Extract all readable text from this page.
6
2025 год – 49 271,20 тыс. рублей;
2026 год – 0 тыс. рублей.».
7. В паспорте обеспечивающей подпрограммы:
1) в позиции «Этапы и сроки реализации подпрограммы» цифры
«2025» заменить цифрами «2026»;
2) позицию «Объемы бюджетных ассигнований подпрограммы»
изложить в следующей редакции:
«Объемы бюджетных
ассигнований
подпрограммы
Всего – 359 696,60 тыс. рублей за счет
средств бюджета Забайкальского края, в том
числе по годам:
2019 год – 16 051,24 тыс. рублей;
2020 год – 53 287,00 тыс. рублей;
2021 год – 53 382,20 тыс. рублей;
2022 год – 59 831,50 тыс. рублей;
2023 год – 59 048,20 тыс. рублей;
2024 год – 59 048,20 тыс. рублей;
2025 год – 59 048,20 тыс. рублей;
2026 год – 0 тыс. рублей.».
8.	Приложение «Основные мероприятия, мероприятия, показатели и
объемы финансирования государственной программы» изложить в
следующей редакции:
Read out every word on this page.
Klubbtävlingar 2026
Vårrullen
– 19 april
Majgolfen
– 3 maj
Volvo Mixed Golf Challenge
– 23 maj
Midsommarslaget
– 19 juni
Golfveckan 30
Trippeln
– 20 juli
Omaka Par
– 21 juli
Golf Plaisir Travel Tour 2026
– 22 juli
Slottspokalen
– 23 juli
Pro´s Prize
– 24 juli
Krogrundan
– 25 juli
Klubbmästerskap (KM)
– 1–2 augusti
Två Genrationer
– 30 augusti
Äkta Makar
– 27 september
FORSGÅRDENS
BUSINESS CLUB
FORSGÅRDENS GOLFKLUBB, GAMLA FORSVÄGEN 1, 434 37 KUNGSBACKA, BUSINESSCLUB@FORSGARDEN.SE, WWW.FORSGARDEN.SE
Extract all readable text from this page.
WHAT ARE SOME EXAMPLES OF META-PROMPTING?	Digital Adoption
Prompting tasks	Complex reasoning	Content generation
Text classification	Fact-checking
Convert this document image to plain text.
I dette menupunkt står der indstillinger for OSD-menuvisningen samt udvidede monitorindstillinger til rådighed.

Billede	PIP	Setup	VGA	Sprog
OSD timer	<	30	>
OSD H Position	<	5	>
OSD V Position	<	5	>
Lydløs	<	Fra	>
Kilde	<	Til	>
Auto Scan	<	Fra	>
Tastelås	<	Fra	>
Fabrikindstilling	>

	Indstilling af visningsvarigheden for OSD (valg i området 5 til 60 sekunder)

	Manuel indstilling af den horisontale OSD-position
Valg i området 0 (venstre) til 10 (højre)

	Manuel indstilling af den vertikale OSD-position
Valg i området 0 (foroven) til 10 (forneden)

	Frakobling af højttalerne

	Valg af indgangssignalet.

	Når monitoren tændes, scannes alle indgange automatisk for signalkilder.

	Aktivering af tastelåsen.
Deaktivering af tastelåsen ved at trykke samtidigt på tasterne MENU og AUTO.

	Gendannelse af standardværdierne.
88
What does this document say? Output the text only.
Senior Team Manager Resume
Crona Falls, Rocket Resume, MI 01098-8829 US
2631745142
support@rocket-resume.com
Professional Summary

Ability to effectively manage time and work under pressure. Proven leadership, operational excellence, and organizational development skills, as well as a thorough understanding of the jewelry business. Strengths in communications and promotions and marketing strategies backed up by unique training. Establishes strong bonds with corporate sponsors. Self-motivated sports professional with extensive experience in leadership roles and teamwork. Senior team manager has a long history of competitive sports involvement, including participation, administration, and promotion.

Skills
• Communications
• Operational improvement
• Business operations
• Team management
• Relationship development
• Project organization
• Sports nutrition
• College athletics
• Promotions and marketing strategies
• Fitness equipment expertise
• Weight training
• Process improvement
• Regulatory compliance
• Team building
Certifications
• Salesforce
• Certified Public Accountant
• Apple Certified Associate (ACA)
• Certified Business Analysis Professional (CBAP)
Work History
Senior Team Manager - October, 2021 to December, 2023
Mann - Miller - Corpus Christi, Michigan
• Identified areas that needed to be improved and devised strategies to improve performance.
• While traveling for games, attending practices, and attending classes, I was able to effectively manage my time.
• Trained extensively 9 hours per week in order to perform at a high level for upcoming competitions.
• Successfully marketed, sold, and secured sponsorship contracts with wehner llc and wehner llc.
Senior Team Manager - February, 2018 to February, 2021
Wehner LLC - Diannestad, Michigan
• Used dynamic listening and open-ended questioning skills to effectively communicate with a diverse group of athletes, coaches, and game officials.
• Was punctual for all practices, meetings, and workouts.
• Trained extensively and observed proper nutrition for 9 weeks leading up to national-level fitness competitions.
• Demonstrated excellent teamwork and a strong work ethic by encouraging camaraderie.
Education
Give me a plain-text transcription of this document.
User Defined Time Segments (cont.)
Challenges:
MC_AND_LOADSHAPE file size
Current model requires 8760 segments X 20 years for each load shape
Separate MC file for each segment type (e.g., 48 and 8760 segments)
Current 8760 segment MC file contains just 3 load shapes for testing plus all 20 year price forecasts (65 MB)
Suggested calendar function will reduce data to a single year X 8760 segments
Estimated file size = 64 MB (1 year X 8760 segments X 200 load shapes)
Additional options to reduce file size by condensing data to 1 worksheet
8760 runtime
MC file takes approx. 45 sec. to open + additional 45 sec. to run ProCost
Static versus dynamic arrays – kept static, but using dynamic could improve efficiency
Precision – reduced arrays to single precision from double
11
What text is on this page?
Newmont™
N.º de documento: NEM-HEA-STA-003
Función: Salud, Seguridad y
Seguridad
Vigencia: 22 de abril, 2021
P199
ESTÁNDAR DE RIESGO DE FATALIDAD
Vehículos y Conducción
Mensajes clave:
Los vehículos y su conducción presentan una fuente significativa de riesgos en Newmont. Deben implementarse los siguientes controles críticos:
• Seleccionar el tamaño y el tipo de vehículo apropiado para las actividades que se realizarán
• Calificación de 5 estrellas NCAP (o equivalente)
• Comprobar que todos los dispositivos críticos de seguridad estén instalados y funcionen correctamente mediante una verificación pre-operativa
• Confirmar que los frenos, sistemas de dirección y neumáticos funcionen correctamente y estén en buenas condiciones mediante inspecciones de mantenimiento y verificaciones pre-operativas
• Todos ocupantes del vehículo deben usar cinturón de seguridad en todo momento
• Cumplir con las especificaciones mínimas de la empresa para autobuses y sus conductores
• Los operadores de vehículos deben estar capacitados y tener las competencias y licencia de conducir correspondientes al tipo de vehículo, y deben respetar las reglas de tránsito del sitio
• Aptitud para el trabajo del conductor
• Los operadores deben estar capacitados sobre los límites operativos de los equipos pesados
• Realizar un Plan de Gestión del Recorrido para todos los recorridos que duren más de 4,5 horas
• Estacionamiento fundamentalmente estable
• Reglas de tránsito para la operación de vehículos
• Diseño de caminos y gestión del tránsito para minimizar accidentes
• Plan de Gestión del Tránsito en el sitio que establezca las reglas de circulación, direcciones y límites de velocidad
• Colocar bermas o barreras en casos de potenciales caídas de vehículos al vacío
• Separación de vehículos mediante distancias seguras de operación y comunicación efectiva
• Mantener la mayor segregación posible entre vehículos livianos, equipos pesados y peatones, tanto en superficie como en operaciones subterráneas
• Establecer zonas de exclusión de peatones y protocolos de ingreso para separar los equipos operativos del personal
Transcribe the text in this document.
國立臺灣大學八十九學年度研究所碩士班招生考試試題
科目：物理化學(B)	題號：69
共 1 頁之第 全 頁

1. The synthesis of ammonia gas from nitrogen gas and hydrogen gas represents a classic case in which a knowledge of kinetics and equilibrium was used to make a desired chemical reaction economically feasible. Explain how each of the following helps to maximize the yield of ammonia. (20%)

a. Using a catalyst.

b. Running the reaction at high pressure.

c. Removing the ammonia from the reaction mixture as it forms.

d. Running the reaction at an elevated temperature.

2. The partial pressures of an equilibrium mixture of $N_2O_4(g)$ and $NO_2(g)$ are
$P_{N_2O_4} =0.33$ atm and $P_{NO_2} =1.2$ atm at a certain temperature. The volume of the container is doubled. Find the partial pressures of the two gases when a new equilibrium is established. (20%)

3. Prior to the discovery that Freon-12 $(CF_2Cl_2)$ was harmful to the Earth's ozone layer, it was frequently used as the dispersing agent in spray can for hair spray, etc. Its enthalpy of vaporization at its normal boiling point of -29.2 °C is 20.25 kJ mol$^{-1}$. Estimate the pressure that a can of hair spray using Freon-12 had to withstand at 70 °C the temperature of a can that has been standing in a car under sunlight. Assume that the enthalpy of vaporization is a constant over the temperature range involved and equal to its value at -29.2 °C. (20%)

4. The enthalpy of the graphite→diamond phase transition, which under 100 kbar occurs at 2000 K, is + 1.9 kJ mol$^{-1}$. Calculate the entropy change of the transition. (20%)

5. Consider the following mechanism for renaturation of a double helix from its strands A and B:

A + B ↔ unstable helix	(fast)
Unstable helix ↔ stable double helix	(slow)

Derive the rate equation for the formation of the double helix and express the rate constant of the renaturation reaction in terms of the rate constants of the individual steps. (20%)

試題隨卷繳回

= = = =

Work to complete: Select every line in the material above where the string "estén" occurs, and copy it.

Output of the exercise:
• Comprobar que todos los dispositivos críticos de seguridad estén instalados y funcionen correctamente mediante una verificación pre-operativa
• Confirmar que los frenos, sistemas de dirección y neumáticos funcionen correctamente y estén en buenas condiciones mediante inspecciones de mantenimiento y verificaciones pre-operativas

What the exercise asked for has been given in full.